* start Source data *

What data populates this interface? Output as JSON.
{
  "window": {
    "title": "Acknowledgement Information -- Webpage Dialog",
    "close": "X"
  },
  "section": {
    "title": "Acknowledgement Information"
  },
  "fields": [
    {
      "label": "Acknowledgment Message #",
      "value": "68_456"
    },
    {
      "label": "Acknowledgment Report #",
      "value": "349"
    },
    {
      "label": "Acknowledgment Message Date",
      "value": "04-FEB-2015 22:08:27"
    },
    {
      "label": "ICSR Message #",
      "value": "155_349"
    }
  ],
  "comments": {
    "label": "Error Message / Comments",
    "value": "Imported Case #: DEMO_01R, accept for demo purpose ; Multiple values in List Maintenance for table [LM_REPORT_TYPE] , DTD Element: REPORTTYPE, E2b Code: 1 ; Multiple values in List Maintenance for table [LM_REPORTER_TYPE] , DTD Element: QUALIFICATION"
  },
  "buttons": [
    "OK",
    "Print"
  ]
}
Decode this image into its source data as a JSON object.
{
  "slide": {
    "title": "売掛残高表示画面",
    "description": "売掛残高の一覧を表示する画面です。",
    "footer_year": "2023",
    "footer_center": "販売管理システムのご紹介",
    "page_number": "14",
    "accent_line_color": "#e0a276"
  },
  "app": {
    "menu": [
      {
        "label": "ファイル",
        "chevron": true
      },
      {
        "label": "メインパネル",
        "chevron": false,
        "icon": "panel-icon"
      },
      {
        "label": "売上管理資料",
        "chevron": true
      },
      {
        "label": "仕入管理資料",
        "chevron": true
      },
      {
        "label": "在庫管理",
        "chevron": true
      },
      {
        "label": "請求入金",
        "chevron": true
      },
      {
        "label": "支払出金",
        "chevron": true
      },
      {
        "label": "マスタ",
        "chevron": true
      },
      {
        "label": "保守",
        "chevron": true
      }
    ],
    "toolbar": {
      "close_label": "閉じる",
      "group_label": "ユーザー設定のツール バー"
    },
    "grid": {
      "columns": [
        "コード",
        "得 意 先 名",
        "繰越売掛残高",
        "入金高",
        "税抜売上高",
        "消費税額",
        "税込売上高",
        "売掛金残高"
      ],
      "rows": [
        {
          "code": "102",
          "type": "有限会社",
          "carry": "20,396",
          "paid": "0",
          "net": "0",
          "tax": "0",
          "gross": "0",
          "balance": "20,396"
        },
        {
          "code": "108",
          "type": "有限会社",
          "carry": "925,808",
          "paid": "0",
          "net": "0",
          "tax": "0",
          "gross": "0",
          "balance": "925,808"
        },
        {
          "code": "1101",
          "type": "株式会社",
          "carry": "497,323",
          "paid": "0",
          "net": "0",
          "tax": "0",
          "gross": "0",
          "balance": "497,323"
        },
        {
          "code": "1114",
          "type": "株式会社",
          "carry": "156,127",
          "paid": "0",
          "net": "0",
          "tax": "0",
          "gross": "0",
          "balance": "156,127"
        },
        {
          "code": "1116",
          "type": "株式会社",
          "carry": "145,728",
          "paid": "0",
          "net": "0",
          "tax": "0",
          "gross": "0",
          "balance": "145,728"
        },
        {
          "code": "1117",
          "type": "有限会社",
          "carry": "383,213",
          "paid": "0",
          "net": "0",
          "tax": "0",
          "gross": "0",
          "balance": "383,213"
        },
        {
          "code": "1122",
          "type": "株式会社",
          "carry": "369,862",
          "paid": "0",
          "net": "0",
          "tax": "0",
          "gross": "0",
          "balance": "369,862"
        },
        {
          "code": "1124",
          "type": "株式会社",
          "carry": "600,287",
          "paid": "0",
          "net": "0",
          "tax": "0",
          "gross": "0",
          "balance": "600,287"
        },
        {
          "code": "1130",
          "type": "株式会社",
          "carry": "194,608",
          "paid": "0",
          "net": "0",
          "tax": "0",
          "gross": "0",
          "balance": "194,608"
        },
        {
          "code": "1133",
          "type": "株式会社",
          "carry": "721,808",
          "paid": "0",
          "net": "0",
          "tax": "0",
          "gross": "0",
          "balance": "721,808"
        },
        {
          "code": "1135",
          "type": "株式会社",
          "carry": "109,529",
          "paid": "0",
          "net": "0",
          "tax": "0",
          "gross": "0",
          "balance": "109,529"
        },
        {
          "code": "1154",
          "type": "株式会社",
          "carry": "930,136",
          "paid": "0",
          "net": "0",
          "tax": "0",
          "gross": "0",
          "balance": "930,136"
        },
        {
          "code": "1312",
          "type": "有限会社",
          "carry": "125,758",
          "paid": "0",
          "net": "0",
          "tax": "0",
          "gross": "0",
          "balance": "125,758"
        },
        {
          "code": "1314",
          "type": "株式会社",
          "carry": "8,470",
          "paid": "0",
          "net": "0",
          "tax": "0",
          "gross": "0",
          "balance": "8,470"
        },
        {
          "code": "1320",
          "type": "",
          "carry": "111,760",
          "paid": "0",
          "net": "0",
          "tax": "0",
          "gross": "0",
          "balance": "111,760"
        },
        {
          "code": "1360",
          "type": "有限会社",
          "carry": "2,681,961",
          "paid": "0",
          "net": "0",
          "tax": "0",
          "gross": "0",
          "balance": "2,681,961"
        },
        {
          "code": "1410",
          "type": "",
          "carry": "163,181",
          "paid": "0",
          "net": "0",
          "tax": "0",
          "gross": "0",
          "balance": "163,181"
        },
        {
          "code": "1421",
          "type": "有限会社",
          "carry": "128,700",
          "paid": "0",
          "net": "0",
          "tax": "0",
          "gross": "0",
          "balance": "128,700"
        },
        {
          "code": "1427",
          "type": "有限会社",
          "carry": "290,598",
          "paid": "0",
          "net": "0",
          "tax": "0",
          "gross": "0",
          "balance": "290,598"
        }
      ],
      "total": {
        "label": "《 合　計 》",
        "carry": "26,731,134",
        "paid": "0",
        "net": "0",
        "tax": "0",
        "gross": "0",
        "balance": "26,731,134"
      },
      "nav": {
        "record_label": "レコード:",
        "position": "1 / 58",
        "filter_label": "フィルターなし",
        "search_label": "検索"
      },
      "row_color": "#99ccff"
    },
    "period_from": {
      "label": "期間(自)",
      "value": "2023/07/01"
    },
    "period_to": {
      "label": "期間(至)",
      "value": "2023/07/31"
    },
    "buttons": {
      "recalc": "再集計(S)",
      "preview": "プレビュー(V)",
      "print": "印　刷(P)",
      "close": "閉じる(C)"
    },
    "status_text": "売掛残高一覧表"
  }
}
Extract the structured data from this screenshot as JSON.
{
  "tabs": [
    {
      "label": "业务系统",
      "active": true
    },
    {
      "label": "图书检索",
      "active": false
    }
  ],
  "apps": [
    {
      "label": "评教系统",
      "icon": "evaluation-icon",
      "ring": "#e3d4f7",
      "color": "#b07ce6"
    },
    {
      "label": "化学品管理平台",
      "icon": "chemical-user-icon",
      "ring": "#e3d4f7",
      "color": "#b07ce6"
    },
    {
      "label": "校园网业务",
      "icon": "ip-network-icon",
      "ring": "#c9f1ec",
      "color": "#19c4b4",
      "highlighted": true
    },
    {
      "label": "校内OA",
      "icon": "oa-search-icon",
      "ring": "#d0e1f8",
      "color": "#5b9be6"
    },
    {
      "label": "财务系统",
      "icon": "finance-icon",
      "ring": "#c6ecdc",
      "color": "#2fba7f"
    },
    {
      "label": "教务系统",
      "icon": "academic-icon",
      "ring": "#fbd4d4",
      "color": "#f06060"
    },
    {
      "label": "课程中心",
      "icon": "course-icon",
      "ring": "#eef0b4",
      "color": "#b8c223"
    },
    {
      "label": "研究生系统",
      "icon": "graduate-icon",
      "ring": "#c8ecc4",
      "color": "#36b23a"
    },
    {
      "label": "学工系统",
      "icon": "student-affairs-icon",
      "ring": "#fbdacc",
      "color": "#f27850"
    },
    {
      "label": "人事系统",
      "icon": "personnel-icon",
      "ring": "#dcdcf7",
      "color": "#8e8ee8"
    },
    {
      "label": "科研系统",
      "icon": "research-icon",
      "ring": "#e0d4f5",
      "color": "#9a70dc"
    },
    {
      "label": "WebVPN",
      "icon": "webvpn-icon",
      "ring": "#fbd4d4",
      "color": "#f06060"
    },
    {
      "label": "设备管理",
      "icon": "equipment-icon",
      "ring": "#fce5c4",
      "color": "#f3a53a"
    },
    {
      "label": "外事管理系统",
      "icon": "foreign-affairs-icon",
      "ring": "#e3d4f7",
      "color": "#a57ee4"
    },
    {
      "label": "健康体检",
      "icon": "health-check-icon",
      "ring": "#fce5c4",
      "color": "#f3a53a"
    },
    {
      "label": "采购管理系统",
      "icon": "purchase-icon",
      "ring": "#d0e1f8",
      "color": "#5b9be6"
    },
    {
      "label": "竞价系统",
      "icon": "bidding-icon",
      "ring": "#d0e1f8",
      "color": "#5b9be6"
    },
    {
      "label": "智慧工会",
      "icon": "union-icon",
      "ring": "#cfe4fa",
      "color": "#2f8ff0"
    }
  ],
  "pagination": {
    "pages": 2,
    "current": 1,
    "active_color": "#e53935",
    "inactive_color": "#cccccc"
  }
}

* end Source data *

> **Exercise brief**:
Every line that holds the word "this" should be extracted.

> **Solution to the exercise**:
What data populates this interface? Output as JSON.
Decode this image into its source data as a JSON object.
Extract the structured data from this screenshot as JSON.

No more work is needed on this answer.